== Information given ==
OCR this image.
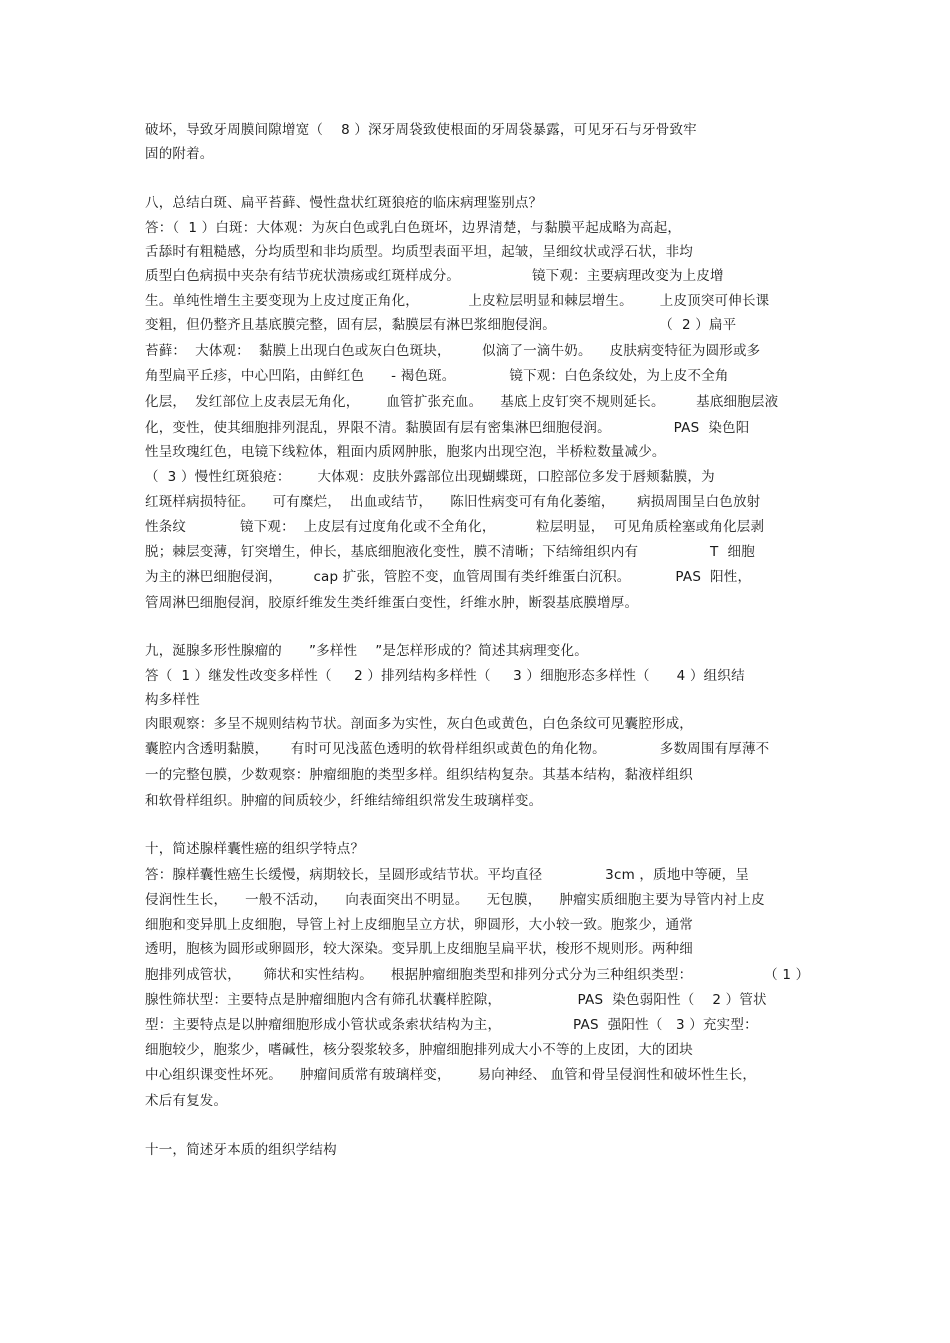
破坏，导致牙周膜间隙增宽（    8 ）深牙周袋致使根面的牙周袋暴露，可见牙石与牙骨致牢
固的附着。
八，总结白斑、扁平苔藓、慢性盘状红斑狼疮的临床病理鉴别点？
答：（  1 ）白斑：大体观：为灰白色或乳白色斑坏，边界清楚，与黏膜平起成略为高起，
舌舔时有粗糙感，分均质型和非均质型。均质型表面平坦，起皱，呈细纹状或浮石状，非均
质型白色病损中夹杂有结节疣状溃疡或红斑样成分。                镜下观：主要病理改变为上皮增
生。单纯性增生主要变现为上皮过度正角化，           上皮粒层明显和棘层增生。      上皮顶突可伸长课
变粗，但仍整齐且基底膜完整，固有层，黏膜层有淋巴浆细胞侵润。                       （  2 ）扁平
苔藓：  大体观：  黏膜上出现白色或灰白色斑块，       似滴了一滴牛奶。    皮肤病变特征为圆形或多
角型扁平丘疹，中心凹陷，由鲜红色      - 褐色斑。            镜下观：白色条纹处，为上皮不全角
化层，  发红部位上皮表层无角化，      血管扩张充血。    基底上皮钉突不规则延长。       基底细胞层液
化，变性，使其细胞排列混乱，界限不清。黏膜固有层有密集淋巴细胞侵润。              PAS  染色阳
性呈玫瑰红色，电镜下线粒体，粗面内质网肿胀，胞浆内出现空泡，半桥粒数量减少。
（  3 ）慢性红斑狼疮：      大体观：皮肤外露部位出现蝴蝶斑，口腔部位多发于唇颊黏膜，为
红斑样病损特征。    可有糜烂，  出血或结节，    陈旧性病变可有角化萎缩，     病损周围呈白色放射
性条纹            镜下观：  上皮层有过度角化或不全角化，         粒层明显，  可见角质栓塞或角化层剥
脱；棘层变薄，钉突增生，伸长，基底细胞液化变性，膜不清晰；下结缔组织内有                T  细胞
为主的淋巴细胞侵润，       cap 扩张，管腔不变，血管周围有类纤维蛋白沉积。          PAS  阳性，
管周淋巴细胞侵润，胶原纤维发生类纤维蛋白变性，纤维水肿，断裂基底膜增厚。
九，涎腺多形性腺瘤的      ”多样性    ”是怎样形成的？简述其病理变化。
答（  1 ）继发性改变多样性（     2 ）排列结构多样性（     3 ）细胞形态多样性（      4 ）组织结
构多样性
肉眼观察：多呈不规则结构节状。剖面多为实性，灰白色或黄色，白色条纹可见囊腔形成，
囊腔内含透明黏膜，     有时可见浅蓝色透明的软骨样组织或黄色的角化物。            多数周围有厚薄不
一的完整包膜，少数观察：肿瘤细胞的类型多样。组织结构复杂。其基本结构，黏液样组织
和软骨样组织。肿瘤的间质较少，纤维结缔组织常发生玻璃样变。
十，简述腺样囊性癌的组织学特点？
答：腺样囊性癌生长缓慢，病期较长，呈圆形或结节状。平均直径              3cm ，质地中等硬，呈
侵润性生长，    一般不活动，    向表面突出不明显。    无包膜，    肿瘤实质细胞主要为导管内衬上皮
细胞和变异肌上皮细胞，导管上衬上皮细胞呈立方状，卵圆形，大小较一致。胞浆少，通常
透明，胞核为圆形或卵圆形，较大深染。变异肌上皮细胞呈扁平状，梭形不规则形。两种细
胞排列成管状，     筛状和实性结构。    根据肿瘤细胞类型和排列分式分为三种组织类型：                （ 1 ）
腺性筛状型：主要特点是肿瘤细胞内含有筛孔状囊样腔隙，                 PAS  染色弱阳性（    2 ）管状
型：主要特点是以肿瘤细胞形成小管状或条索状结构为主，                PAS  强阳性（   3 ）充实型：
细胞较少，胞浆少，嗜碱性，核分裂浆较多，肿瘤细胞排列成大小不等的上皮团，大的团块
中心组织课变性坏死。    肿瘤间质常有玻璃样变，      易向神经、 血管和骨呈侵润性和破坏性生长，
术后有复发。
十一，简述牙本质的组织学结构
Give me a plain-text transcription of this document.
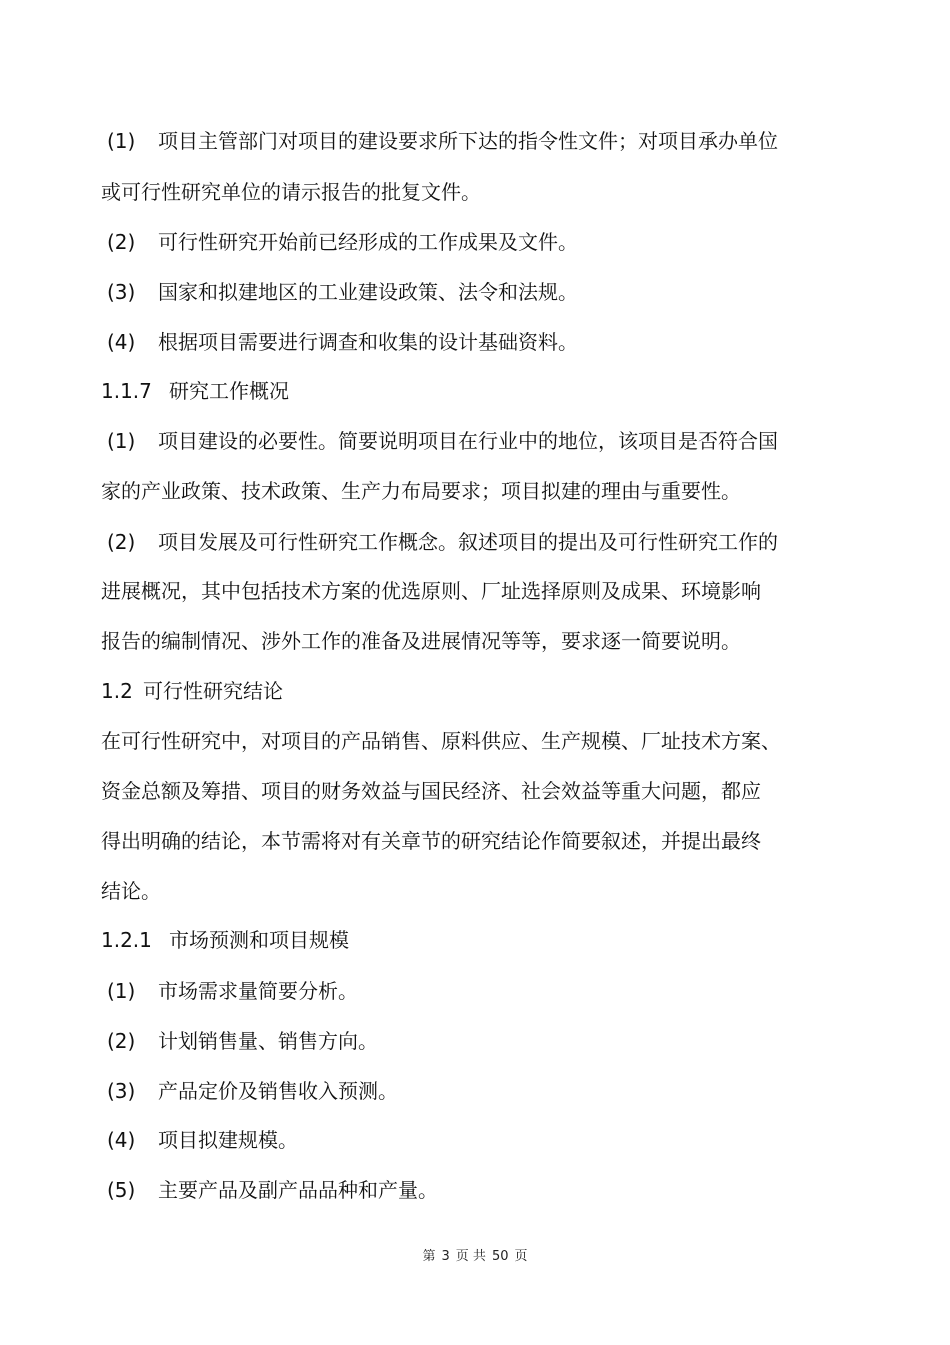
(1) 项目主管部门对项目的建设要求所下达的指令性文件；对项目承办单位
或可行性研究单位的请示报告的批复文件。
(2) 可行性研究开始前已经形成的工作成果及文件。
(3) 国家和拟建地区的工业建设政策、法令和法规。
(4) 根据项目需要进行调查和收集的设计基础资料。
1.1.7 研究工作概况
(1) 项目建设的必要性。简要说明项目在行业中的地位，该项目是否符合国
家的产业政策、技术政策、生产力布局要求；项目拟建的理由与重要性。
(2) 项目发展及可行性研究工作概念。叙述项目的提出及可行性研究工作的
进展概况，其中包括技术方案的优选原则、厂址选择原则及成果、环境影响
报告的编制情况、涉外工作的准备及进展情况等等，要求逐一简要说明。
1.2 可行性研究结论
在可行性研究中，对项目的产品销售、原料供应、生产规模、厂址技术方案、
资金总额及筹措、项目的财务效益与国民经济、社会效益等重大问题，都应
得出明确的结论，本节需将对有关章节的研究结论作简要叙述，并提出最终
结论。
1.2.1 市场预测和项目规模
(1) 市场需求量简要分析。
(2) 计划销售量、销售方向。
(3) 产品定价及销售收入预测。
(4) 项目拟建规模。
(5) 主要产品及副产品品种和产量。
第 3 页 共 50 页
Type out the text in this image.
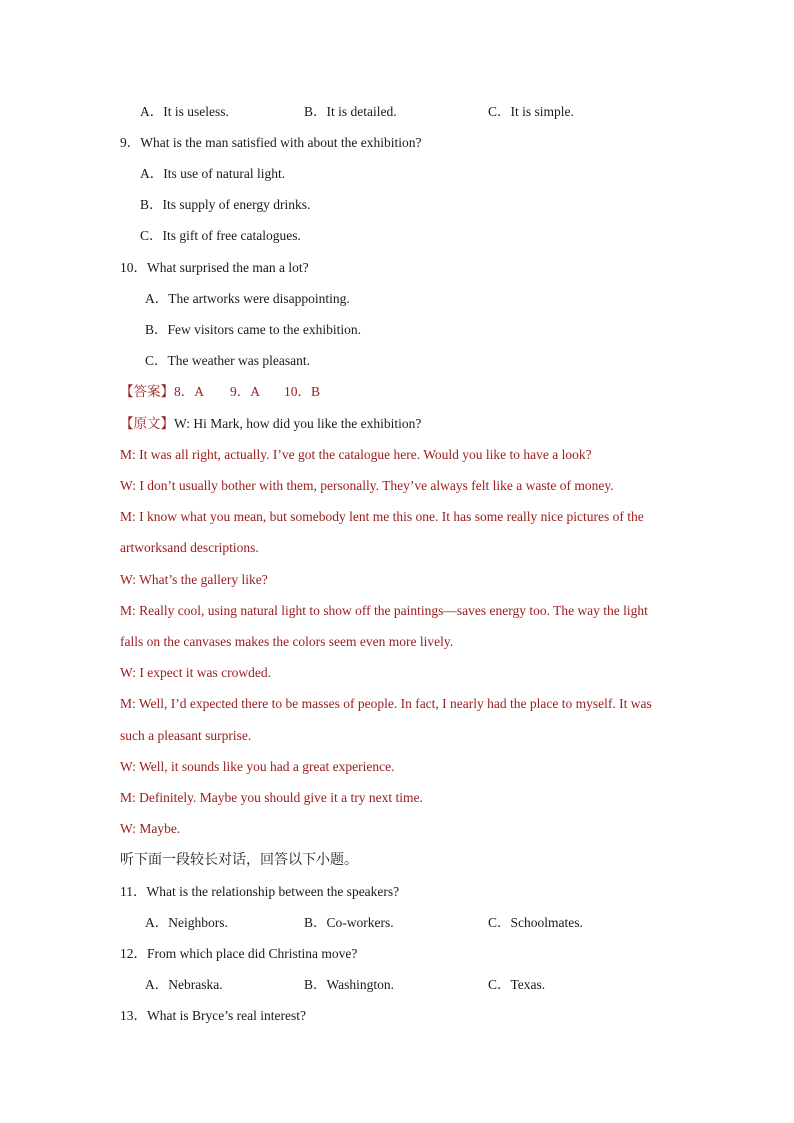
A．It is useless.	B．It is detailed.	C．It is simple.
9．What is the man satisfied with about the exhibition?
A．Its use of natural light.
B．Its supply of energy drinks.
C．Its gift of free catalogues.
10．What surprised the man a lot?
A．The artworks were disappointing.
B．Few visitors came to the exhibition.
C．The weather was pleasant.
【答案】8．A 9．A 10．B
【原文】W: Hi Mark, how did you like the exhibition?
M: It was all right, actually. I’ve got the catalogue here. Would you like to have a look?
W: I don’t usually bother with them, personally. They’ve always felt like a waste of money.
M: I know what you mean, but somebody lent me this one. It has some really nice pictures of the
artworksand descriptions.
W: What’s the gallery like?
M: Really cool, using natural light to show off the paintings—saves energy too. The way the light
falls on the canvases makes the colors seem even more lively.
W: I expect it was crowded.
M: Well, I’d expected there to be masses of people. In fact, I nearly had the place to myself. It was
such a pleasant surprise.
W: Well, it sounds like you had a great experience.
M: Definitely. Maybe you should give it a try next time.
W: Maybe.
听下面一段较长对话，回答以下小题。
11．What is the relationship between the speakers?
A．Neighbors.	B．Co-workers.	C．Schoolmates.
12．From which place did Christina move?
A．Nebraska.	B．Washington.	C．Texas.
13．What is Bryce’s real interest?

== Problem statement ==
Pick out every line holding the string "energy" and return it.

== Output of the exercise ==
B．Its supply of energy drinks.
M: Really cool, using natural light to show off the paintings—saves energy too. The way the light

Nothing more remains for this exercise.